▶ [Set task]: Retype all material exactly. Pictures stay out of the copy.

## Start

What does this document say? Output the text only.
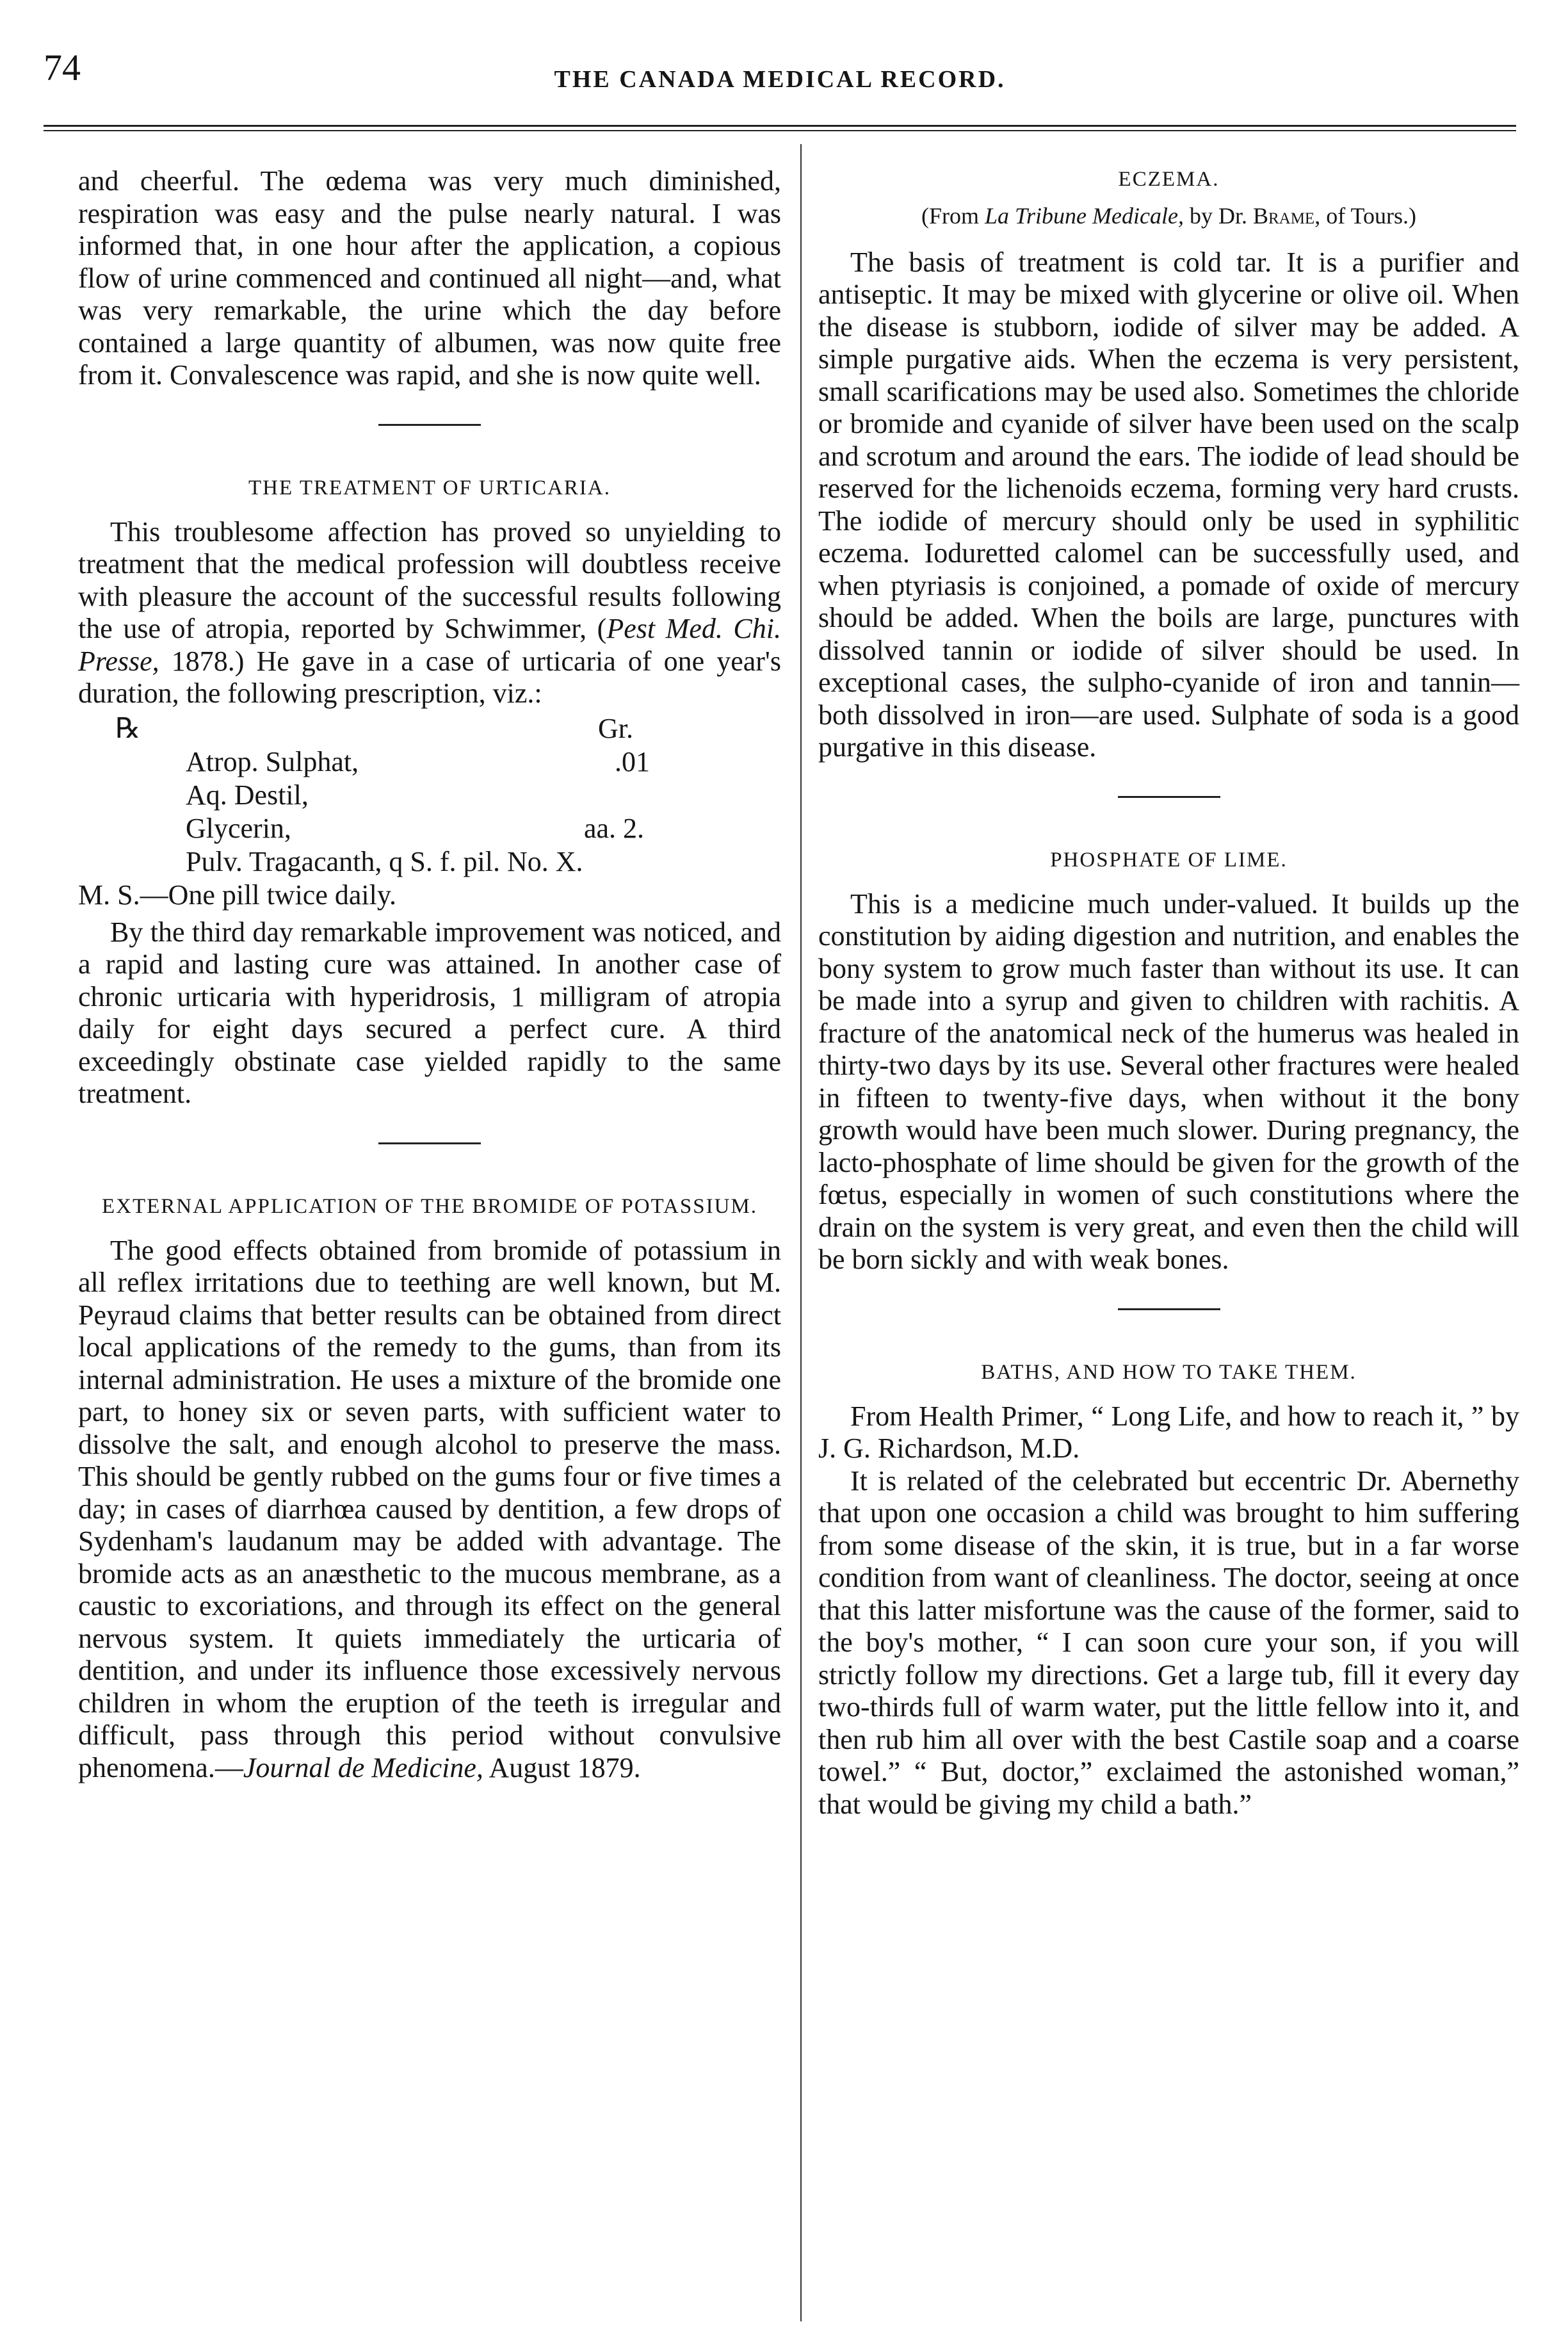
74	THE CANADA MEDICAL RECORD.

and cheerful. The œdema was very much diminished, respiration was easy and the pulse nearly natural. I was informed that, in one hour after the application, a copious flow of urine commenced and continued all night—and, what was very remarkable, the urine which the day before contained a large quantity of albumen, was now quite free from it. Convalescence was rapid, and she is now quite well.

THE TREATMENT OF URTICARIA.

This troublesome affection has proved so unyielding to treatment that the medical profession will doubtless receive with pleasure the account of the successful results following the use of atropia, reported by Schwimmer, (Pest Med. Chi. Presse, 1878.) He gave in a case of urticaria of one year's duration, the following prescription, viz.:

℞	Gr.
Atrop. Sulphat,	.01
Aq. Destil,
Glycerin,	aa. 2.
Pulv. Tragacanth, q S. f. pil. No. X.
M. S.—One pill twice daily.

By the third day remarkable improvement was noticed, and a rapid and lasting cure was attained. In another case of chronic urticaria with hyperidrosis, 1 milligram of atropia daily for eight days secured a perfect cure. A third exceedingly obstinate case yielded rapidly to the same treatment.

EXTERNAL APPLICATION OF THE BROMIDE OF POTASSIUM.

The good effects obtained from bromide of potassium in all reflex irritations due to teething are well known, but M. Peyraud claims that better results can be obtained from direct local applications of the remedy to the gums, than from its internal administration. He uses a mixture of the bromide one part, to honey six or seven parts, with sufficient water to dissolve the salt, and enough alcohol to preserve the mass. This should be gently rubbed on the gums four or five times a day; in cases of diarrhœa caused by dentition, a few drops of Sydenham's laudanum may be added with advantage. The bromide acts as an anæsthetic to the mucous membrane, as a caustic to excoriations, and through its effect on the general nervous system. It quiets immediately the urticaria of dentition, and under its influence those excessively nervous children in whom the eruption of the teeth is irregular and difficult, pass through this period without convulsive phenomena.—Journal de Medicine, August 1879.

ECZEMA.
(From La Tribune Medicale, by Dr. Brame, of Tours.)

The basis of treatment is cold tar. It is a purifier and antiseptic. It may be mixed with glycerine or olive oil. When the disease is stubborn, iodide of silver may be added. A simple purgative aids. When the eczema is very persistent, small scarifications may be used also. Sometimes the chloride or bromide and cyanide of silver have been used on the scalp and scrotum and around the ears. The iodide of lead should be reserved for the lichenoids eczema, forming very hard crusts. The iodide of mercury should only be used in syphilitic eczema. Ioduretted calomel can be successfully used, and when ptyriasis is conjoined, a pomade of oxide of mercury should be added. When the boils are large, punctures with dissolved tannin or iodide of silver should be used. In exceptional cases, the sulpho-cyanide of iron and tannin—both dissolved in iron—are used. Sulphate of soda is a good purgative in this disease.

PHOSPHATE OF LIME.

This is a medicine much under-valued. It builds up the constitution by aiding digestion and nutrition, and enables the bony system to grow much faster than without its use. It can be made into a syrup and given to children with rachitis. A fracture of the anatomical neck of the humerus was healed in thirty-two days by its use. Several other fractures were healed in fifteen to twenty-five days, when without it the bony growth would have been much slower. During pregnancy, the lacto-phosphate of lime should be given for the growth of the fœtus, especially in women of such constitutions where the drain on the system is very great, and even then the child will be born sickly and with weak bones.

BATHS, AND HOW TO TAKE THEM.

From Health Primer, “ Long Life, and how to reach it, ” by J. G. Richardson, M.D.

It is related of the celebrated but eccentric Dr. Abernethy that upon one occasion a child was brought to him suffering from some disease of the skin, it is true, but in a far worse condition from want of cleanliness. The doctor, seeing at once that this latter misfortune was the cause of the former, said to the boy's mother, “ I can soon cure your son, if you will strictly follow my directions. Get a large tub, fill it every day two-thirds full of warm water, put the little fellow into it, and then rub him all over with the best Castile soap and a coarse towel.” “ But, doctor,” exclaimed the astonished woman,” that would be giving my child a bath.”
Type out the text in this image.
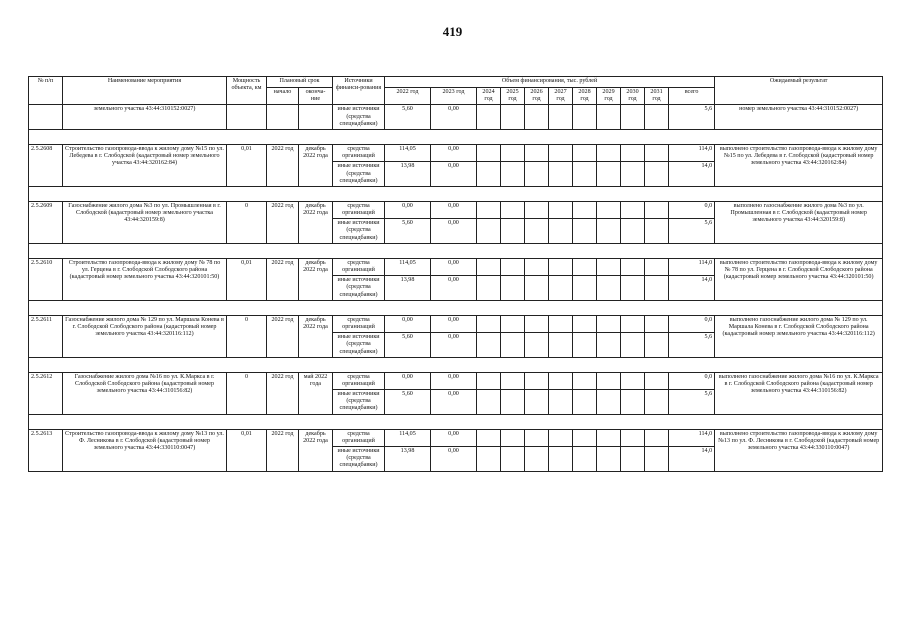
419
№ п/п	Наименование мероприятия	Мощность объекта, км	Плановый срок		Источники финанси-рования	Объем финансирования, тыс. рублей											Ожидаемый результат
			начало	оконча-ние		2022 год	2023 год	2024 год	2025 год	2026 год	2027 год	2028 год	2029 год	2030 год	2031 год	всего	
	земельного участка 43:44:310152:0027)				иные источники (средства спецнадбавки)	5,60	0,00									5,6	номер земельного участка 43:44:310152:0027)

2.5.2608	Строительство газопровода-ввода к жилому дому №15 по ул. Лебедева в г. Слободской (кадастровый номер земельного участка 43:44:320162:84)	0,01	2022 год	декабрь 2022 года	средства организаций	114,05	0,00									114,0	выполнено строительство газопровода-ввода к жилому дому №15 по ул. Лебедева в г. Слободской (кадастровый номер земельного участка 43:44:320162:84)
					иные источники (средства спецнадбавки)	13,98	0,00									14,0	

2.5.2609	Газоснабжение жилого дома №3 по ул. Промышленная в г. Слободской (кадастровый номер земельного участка 43:44:320159:8)	0	2022 год	декабрь 2022 года	средства организаций	0,00	0,00									0,0	выполнено газоснабжение жилого дома №3 по ул. Промышленная в г. Слободской (кадастровый номер земельного участка 43:44:320159:8)
					иные источники (средства спецнадбавки)	5,60	0,00									5,6	

2.5.2610	Строительство газопровода-ввода к жилому дому № 78 по ул. Герцена в г. Слободской Слободского района (кадастровый номер земельного участка 43:44:320101:50)	0,01	2022 год	декабрь 2022 года	средства организаций	114,05	0,00									114,0	выполнено строительство газопровода-ввода к жилому дому № 78 по ул. Герцена в г. Слободской Слободского района (кадастровый номер земельного участка 43:44:320101:50)
					иные источники (средства спецнадбавки)	13,98	0,00									14,0	

2.5.2611	Газоснабжение жилого дома № 129 по ул. Маршала Конева в г. Слободской Слободского района (кадастровый номер земельного участка 43:44:320116:112)	0	2022 год	декабрь 2022 года	средства организаций	0,00	0,00									0,0	выполнено газоснабжение жилого дома № 129 по ул. Маршала Конева в г. Слободской Слободского района (кадастровый номер земельного участка 43:44:320116:112)
					иные источники (средства спецнадбавки)	5,60	0,00									5,6	

2.5.2612	Газоснабжение жилого дома №16 по ул. К.Маркса в г. Слободской Слободского района (кадастровый номер земельного участка 43:44:310156:82)	0	2022 год	май 2022 года	средства организаций	0,00	0,00									0,0	выполнено газоснабжение жилого дома №16 по ул. К.Маркса в г. Слободской Слободского района (кадастровый номер земельного участка 43:44:310156:82)
					иные источники (средства спецнадбавки)	5,60	0,00									5,6	

2.5.2613	Строительство газопровода-ввода к жилому дому №13 по ул. Ф. Лесникова в г. Слободской (кадастровый номер земельного участка 43:44:330110:0047)	0,01	2022 год	декабрь 2022 года	средства организаций	114,05	0,00									114,0	выполнено строительство газопровода-ввода к жилому дому №13 по ул. Ф. Лесникова в г. Слободской (кадастровый номер земельного участка 43:44:330110:0047)
					иные источники (средства спецнадбавки)	13,98	0,00									14,0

## End

▶ [Exercise output]:
What does this document say? Output the text only.
74	THE CANADA MEDICAL RECORD.

and cheerful. The œdema was very much diminished, respiration was easy and the pulse nearly natural. I was informed that, in one hour after the application, a copious flow of urine commenced and continued all night—and, what was very remarkable, the urine which the day before contained a large quantity of albumen, was now quite free from it. Convalescence was rapid, and she is now quite well.

THE TREATMENT OF URTICARIA.

This troublesome affection has proved so unyielding to treatment that the medical profession will doubtless receive with pleasure the account of the successful results following the use of atropia, reported by Schwimmer, (Pest Med. Chi. Presse, 1878.) He gave in a case of urticaria of one year's duration, the following prescription, viz.:

℞	Gr.
Atrop. Sulphat,	.01
Aq. Destil,
Glycerin,	aa. 2.
Pulv. Tragacanth, q S. f. pil. No. X.
M. S.—One pill twice daily.

By the third day remarkable improvement was noticed, and a rapid and lasting cure was attained. In another case of chronic urticaria with hyperidrosis, 1 milligram of atropia daily for eight days secured a perfect cure. A third exceedingly obstinate case yielded rapidly to the same treatment.

EXTERNAL APPLICATION OF THE BROMIDE OF POTASSIUM.

The good effects obtained from bromide of potassium in all reflex irritations due to teething are well known, but M. Peyraud claims that better results can be obtained from direct local applications of the remedy to the gums, than from its internal administration. He uses a mixture of the bromide one part, to honey six or seven parts, with sufficient water to dissolve the salt, and enough alcohol to preserve the mass. This should be gently rubbed on the gums four or five times a day; in cases of diarrhœa caused by dentition, a few drops of Sydenham's laudanum may be added with advantage. The bromide acts as an anæsthetic to the mucous membrane, as a caustic to excoriations, and through its effect on the general nervous system. It quiets immediately the urticaria of dentition, and under its influence those excessively nervous children in whom the eruption of the teeth is irregular and difficult, pass through this period without convulsive phenomena.—Journal de Medicine, August 1879.

ECZEMA.
(From La Tribune Medicale, by Dr. Brame, of Tours.)

The basis of treatment is cold tar. It is a purifier and antiseptic. It may be mixed with glycerine or olive oil. When the disease is stubborn, iodide of silver may be added. A simple purgative aids. When the eczema is very persistent, small scarifications may be used also. Sometimes the chloride or bromide and cyanide of silver have been used on the scalp and scrotum and around the ears. The iodide of lead should be reserved for the lichenoids eczema, forming very hard crusts. The iodide of mercury should only be used in syphilitic eczema. Ioduretted calomel can be successfully used, and when ptyriasis is conjoined, a pomade of oxide of mercury should be added. When the boils are large, punctures with dissolved tannin or iodide of silver should be used. In exceptional cases, the sulpho-cyanide of iron and tannin—both dissolved in iron—are used. Sulphate of soda is a good purgative in this disease.

PHOSPHATE OF LIME.

This is a medicine much under-valued. It builds up the constitution by aiding digestion and nutrition, and enables the bony system to grow much faster than without its use. It can be made into a syrup and given to children with rachitis. A fracture of the anatomical neck of the humerus was healed in thirty-two days by its use. Several other fractures were healed in fifteen to twenty-five days, when without it the bony growth would have been much slower. During pregnancy, the lacto-phosphate of lime should be given for the growth of the fœtus, especially in women of such constitutions where the drain on the system is very great, and even then the child will be born sickly and with weak bones.

BATHS, AND HOW TO TAKE THEM.

From Health Primer, “ Long Life, and how to reach it, ” by J. G. Richardson, M.D.

It is related of the celebrated but eccentric Dr. Abernethy that upon one occasion a child was brought to him suffering from some disease of the skin, it is true, but in a far worse condition from want of cleanliness. The doctor, seeing at once that this latter misfortune was the cause of the former, said to the boy's mother, “ I can soon cure your son, if you will strictly follow my directions. Get a large tub, fill it every day two-thirds full of warm water, put the little fellow into it, and then rub him all over with the best Castile soap and a coarse towel.” “ But, doctor,” exclaimed the astonished woman,” that would be giving my child a bath.”
Type out the text in this image.
419
№ п/п	Наименование мероприятия	Мощность объекта, км	Плановый срок		Источники финанси-рования	Объем финансирования, тыс. рублей											Ожидаемый результат
			начало	оконча-ние		2022 год	2023 год	2024 год	2025 год	2026 год	2027 год	2028 год	2029 год	2030 год	2031 год	всего	
	земельного участка 43:44:310152:0027)				иные источники (средства спецнадбавки)	5,60	0,00									5,6	номер земельного участка 43:44:310152:0027)

2.5.2608	Строительство газопровода-ввода к жилому дому №15 по ул. Лебедева в г. Слободской (кадастровый номер земельного участка 43:44:320162:84)	0,01	2022 год	декабрь 2022 года	средства организаций	114,05	0,00									114,0	выполнено строительство газопровода-ввода к жилому дому №15 по ул. Лебедева в г. Слободской (кадастровый номер земельного участка 43:44:320162:84)
					иные источники (средства спецнадбавки)	13,98	0,00									14,0	

2.5.2609	Газоснабжение жилого дома №3 по ул. Промышленная в г. Слободской (кадастровый номер земельного участка 43:44:320159:8)	0	2022 год	декабрь 2022 года	средства организаций	0,00	0,00									0,0	выполнено газоснабжение жилого дома №3 по ул. Промышленная в г. Слободской (кадастровый номер земельного участка 43:44:320159:8)
					иные источники (средства спецнадбавки)	5,60	0,00									5,6	

2.5.2610	Строительство газопровода-ввода к жилому дому № 78 по ул. Герцена в г. Слободской Слободского района (кадастровый номер земельного участка 43:44:320101:50)	0,01	2022 год	декабрь 2022 года	средства организаций	114,05	0,00									114,0	выполнено строительство газопровода-ввода к жилому дому № 78 по ул. Герцена в г. Слободской Слободского района (кадастровый номер земельного участка 43:44:320101:50)
					иные источники (средства спецнадбавки)	13,98	0,00									14,0	

2.5.2611	Газоснабжение жилого дома № 129 по ул. Маршала Конева в г. Слободской Слободского района (кадастровый номер земельного участка 43:44:320116:112)	0	2022 год	декабрь 2022 года	средства организаций	0,00	0,00									0,0	выполнено газоснабжение жилого дома № 129 по ул. Маршала Конева в г. Слободской Слободского района (кадастровый номер земельного участка 43:44:320116:112)
					иные источники (средства спецнадбавки)	5,60	0,00									5,6	

2.5.2612	Газоснабжение жилого дома №16 по ул. К.Маркса в г. Слободской Слободского района (кадастровый номер земельного участка 43:44:310156:82)	0	2022 год	май 2022 года	средства организаций	0,00	0,00									0,0	выполнено газоснабжение жилого дома №16 по ул. К.Маркса в г. Слободской Слободского района (кадастровый номер земельного участка 43:44:310156:82)
					иные источники (средства спецнадбавки)	5,60	0,00									5,6	

2.5.2613	Строительство газопровода-ввода к жилому дому №13 по ул. Ф. Лесникова в г. Слободской (кадастровый номер земельного участка 43:44:330110:0047)	0,01	2022 год	декабрь 2022 года	средства организаций	114,05	0,00									114,0	выполнено строительство газопровода-ввода к жилому дому №13 по ул. Ф. Лесникова в г. Слободской (кадастровый номер земельного участка 43:44:330110:0047)
					иные источники (средства спецнадбавки)	13,98	0,00									14,0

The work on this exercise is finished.